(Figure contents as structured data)
++++
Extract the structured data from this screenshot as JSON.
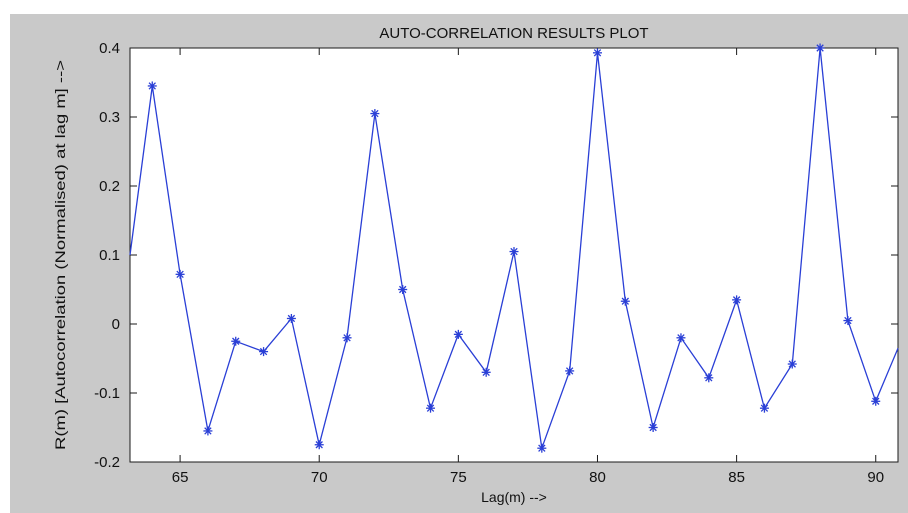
{
  "chart_data": {
    "type": "line",
    "title": "AUTO-CORRELATION RESULTS PLOT",
    "xlabel": "Lag(m) -->",
    "ylabel": "R(m) [Autocorrelation (Normalised) at lag m] -->",
    "xlim": [
      63.2,
      90.8
    ],
    "ylim": [
      -0.2,
      0.4
    ],
    "xticks": [
      65,
      70,
      75,
      80,
      85,
      90
    ],
    "yticks": [
      -0.2,
      -0.1,
      0,
      0.1,
      0.2,
      0.3,
      0.4
    ],
    "ytick_labels": [
      "-0.2",
      "-0.1",
      "0",
      "0.1",
      "0.2",
      "0.3",
      "0.4"
    ],
    "grid": false,
    "marker": "*",
    "line_color": "#2a3fd6",
    "series": [
      {
        "x": [
          63.2,
          64,
          65,
          66,
          67,
          68,
          69,
          70,
          71,
          72,
          73,
          74,
          75,
          76,
          77,
          78,
          79,
          80,
          81,
          82,
          83,
          84,
          85,
          86,
          87,
          88,
          89,
          90,
          90.8
        ],
        "values": [
          0.1,
          0.345,
          0.072,
          -0.155,
          -0.025,
          -0.04,
          0.008,
          -0.175,
          -0.02,
          0.305,
          0.05,
          -0.122,
          -0.015,
          -0.07,
          0.105,
          -0.18,
          -0.068,
          0.393,
          0.033,
          -0.15,
          -0.02,
          -0.078,
          0.035,
          -0.122,
          -0.058,
          0.4,
          0.005,
          -0.112,
          -0.035
        ],
        "markers": [
          false,
          true,
          true,
          true,
          true,
          true,
          true,
          true,
          true,
          true,
          true,
          true,
          true,
          true,
          true,
          true,
          true,
          true,
          true,
          true,
          true,
          true,
          true,
          true,
          true,
          true,
          true,
          true,
          false
        ]
      }
    ]
  }
}
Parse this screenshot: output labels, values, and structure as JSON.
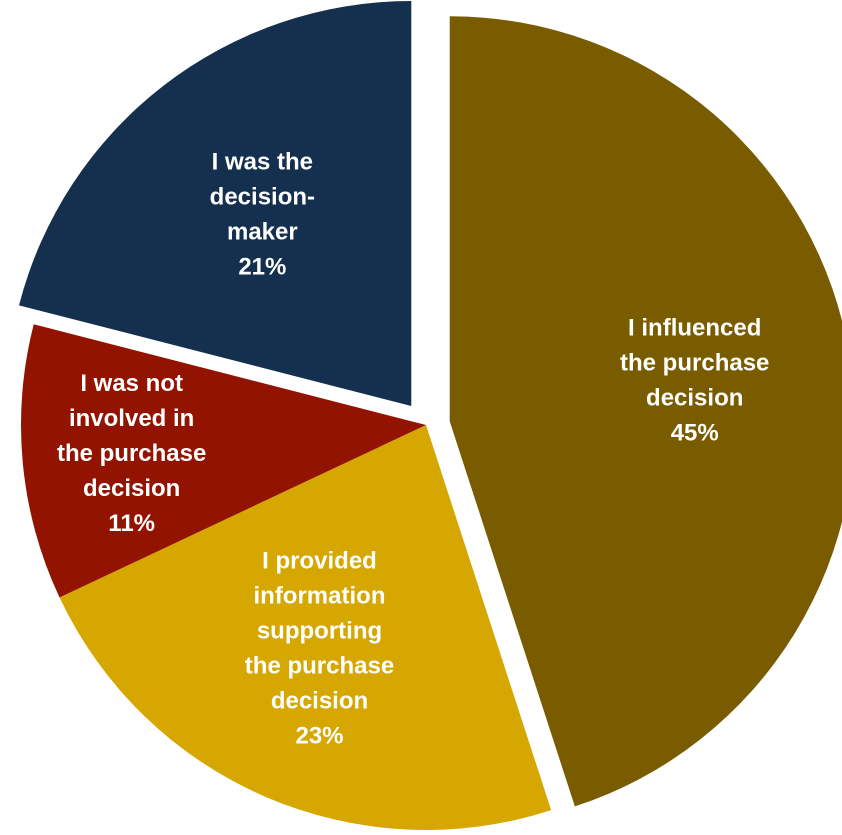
{
  "chart_data": {
    "type": "pie",
    "start_angle_deg": -90,
    "direction": "clockwise",
    "slices": [
      {
        "key": "influenced",
        "name": "I influenced the purchase decision",
        "label_lines": [
          "I influenced",
          "the purchase",
          "decision"
        ],
        "percent_label": "45%",
        "value": 45,
        "color": "#7a5c00"
      },
      {
        "key": "provided",
        "name": "I provided information supporting the purchase decision",
        "label_lines": [
          "I provided",
          "information",
          "supporting",
          "the purchase",
          "decision"
        ],
        "percent_label": "23%",
        "value": 23,
        "color": "#d5a700"
      },
      {
        "key": "not-involved",
        "name": "I was not involved in the purchase decision",
        "label_lines": [
          "I was not",
          "involved in",
          "the purchase",
          "decision"
        ],
        "percent_label": "11%",
        "value": 11,
        "color": "#921300"
      },
      {
        "key": "decision-maker",
        "name": "I was the decision-maker",
        "label_lines": [
          "I was the",
          "decision-",
          "maker"
        ],
        "percent_label": "21%",
        "value": 21,
        "color": "#15304f"
      }
    ],
    "exploded": [
      "influenced",
      "decision-maker"
    ]
  }
}
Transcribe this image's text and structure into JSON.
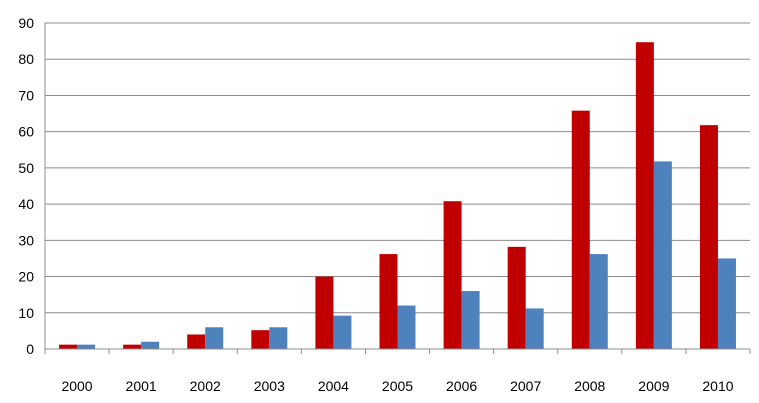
++++
TASK BRIEF
Only the number is needed here: how many lines of the records contain "maker"?

OUTPUT OF THE EXERCISE
4